Element region listings:
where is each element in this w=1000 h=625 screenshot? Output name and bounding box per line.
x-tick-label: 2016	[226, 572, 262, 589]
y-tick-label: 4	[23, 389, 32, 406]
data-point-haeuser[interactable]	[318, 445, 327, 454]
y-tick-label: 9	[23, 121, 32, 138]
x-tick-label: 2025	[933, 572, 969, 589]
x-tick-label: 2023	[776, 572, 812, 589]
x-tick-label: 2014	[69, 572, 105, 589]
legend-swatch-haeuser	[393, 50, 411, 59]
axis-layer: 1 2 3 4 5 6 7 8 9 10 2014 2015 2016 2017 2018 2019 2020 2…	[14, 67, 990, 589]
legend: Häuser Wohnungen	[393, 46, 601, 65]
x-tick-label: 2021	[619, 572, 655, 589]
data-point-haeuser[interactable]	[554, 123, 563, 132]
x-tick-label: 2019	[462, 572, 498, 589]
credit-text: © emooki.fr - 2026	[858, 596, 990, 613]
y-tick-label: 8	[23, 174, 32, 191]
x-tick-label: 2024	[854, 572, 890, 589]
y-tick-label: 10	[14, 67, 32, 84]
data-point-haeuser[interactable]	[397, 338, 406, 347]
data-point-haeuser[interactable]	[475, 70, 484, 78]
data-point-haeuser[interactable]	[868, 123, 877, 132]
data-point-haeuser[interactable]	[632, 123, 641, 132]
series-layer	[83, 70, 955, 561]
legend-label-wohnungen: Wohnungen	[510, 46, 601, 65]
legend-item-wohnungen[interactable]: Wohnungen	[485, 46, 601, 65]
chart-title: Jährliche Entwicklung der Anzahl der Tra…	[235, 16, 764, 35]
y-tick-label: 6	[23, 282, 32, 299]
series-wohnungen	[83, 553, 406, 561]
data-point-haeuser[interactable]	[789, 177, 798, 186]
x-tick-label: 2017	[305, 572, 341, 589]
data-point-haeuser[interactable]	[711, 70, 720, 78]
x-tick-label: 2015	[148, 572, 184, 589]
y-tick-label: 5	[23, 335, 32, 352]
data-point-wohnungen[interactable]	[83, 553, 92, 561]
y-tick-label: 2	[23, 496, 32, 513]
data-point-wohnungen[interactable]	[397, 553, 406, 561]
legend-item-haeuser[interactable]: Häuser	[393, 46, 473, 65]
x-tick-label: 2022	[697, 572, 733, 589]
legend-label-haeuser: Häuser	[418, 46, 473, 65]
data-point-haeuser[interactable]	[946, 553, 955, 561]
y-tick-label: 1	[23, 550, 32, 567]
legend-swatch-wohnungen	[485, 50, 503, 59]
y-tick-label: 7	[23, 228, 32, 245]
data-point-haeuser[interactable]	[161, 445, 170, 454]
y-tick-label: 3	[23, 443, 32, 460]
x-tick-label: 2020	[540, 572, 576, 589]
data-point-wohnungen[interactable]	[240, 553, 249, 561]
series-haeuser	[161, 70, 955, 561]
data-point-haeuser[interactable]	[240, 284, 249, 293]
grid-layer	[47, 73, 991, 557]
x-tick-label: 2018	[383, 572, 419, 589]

▸ **Work to be completed**
Copy the data above line for line, with no changes.

▸ **The result**
where is each element in this w=1000 h=625 screenshot? Output name and bounding box per line.
x-tick-label: 2016	[226, 572, 262, 589]
y-tick-label: 4	[23, 389, 32, 406]
data-point-haeuser[interactable]	[318, 445, 327, 454]
y-tick-label: 9	[23, 121, 32, 138]
x-tick-label: 2025	[933, 572, 969, 589]
x-tick-label: 2023	[776, 572, 812, 589]
x-tick-label: 2014	[69, 572, 105, 589]
legend-swatch-haeuser	[393, 50, 411, 59]
axis-layer: 1 2 3 4 5 6 7 8 9 10 2014 2015 2016 2017 2018 2019 2020 2…	[14, 67, 990, 589]
legend: Häuser Wohnungen	[393, 46, 601, 65]
x-tick-label: 2021	[619, 572, 655, 589]
data-point-haeuser[interactable]	[554, 123, 563, 132]
x-tick-label: 2019	[462, 572, 498, 589]
credit-text: © emooki.fr - 2026	[858, 596, 990, 613]
y-tick-label: 8	[23, 174, 32, 191]
x-tick-label: 2024	[854, 572, 890, 589]
y-tick-label: 10	[14, 67, 32, 84]
data-point-haeuser[interactable]	[397, 338, 406, 347]
data-point-haeuser[interactable]	[475, 70, 484, 78]
data-point-haeuser[interactable]	[868, 123, 877, 132]
data-point-haeuser[interactable]	[632, 123, 641, 132]
series-layer	[83, 70, 955, 561]
legend-label-wohnungen: Wohnungen	[510, 46, 601, 65]
legend-item-wohnungen[interactable]: Wohnungen	[485, 46, 601, 65]
chart-title: Jährliche Entwicklung der Anzahl der Tra…	[235, 16, 764, 35]
y-tick-label: 6	[23, 282, 32, 299]
series-wohnungen	[83, 553, 406, 561]
data-point-haeuser[interactable]	[789, 177, 798, 186]
x-tick-label: 2017	[305, 572, 341, 589]
data-point-haeuser[interactable]	[711, 70, 720, 78]
x-tick-label: 2015	[148, 572, 184, 589]
y-tick-label: 5	[23, 335, 32, 352]
data-point-wohnungen[interactable]	[83, 553, 92, 561]
y-tick-label: 2	[23, 496, 32, 513]
data-point-wohnungen[interactable]	[397, 553, 406, 561]
legend-item-haeuser[interactable]: Häuser	[393, 46, 473, 65]
x-tick-label: 2022	[697, 572, 733, 589]
legend-label-haeuser: Häuser	[418, 46, 473, 65]
data-point-haeuser[interactable]	[946, 553, 955, 561]
y-tick-label: 1	[23, 550, 32, 567]
legend-swatch-wohnungen	[485, 50, 503, 59]
y-tick-label: 7	[23, 228, 32, 245]
data-point-haeuser[interactable]	[161, 445, 170, 454]
y-tick-label: 3	[23, 443, 32, 460]
x-tick-label: 2020	[540, 572, 576, 589]
data-point-wohnungen[interactable]	[240, 553, 249, 561]
series-haeuser	[161, 70, 955, 561]
data-point-haeuser[interactable]	[240, 284, 249, 293]
grid-layer	[47, 73, 991, 557]
x-tick-label: 2018	[383, 572, 419, 589]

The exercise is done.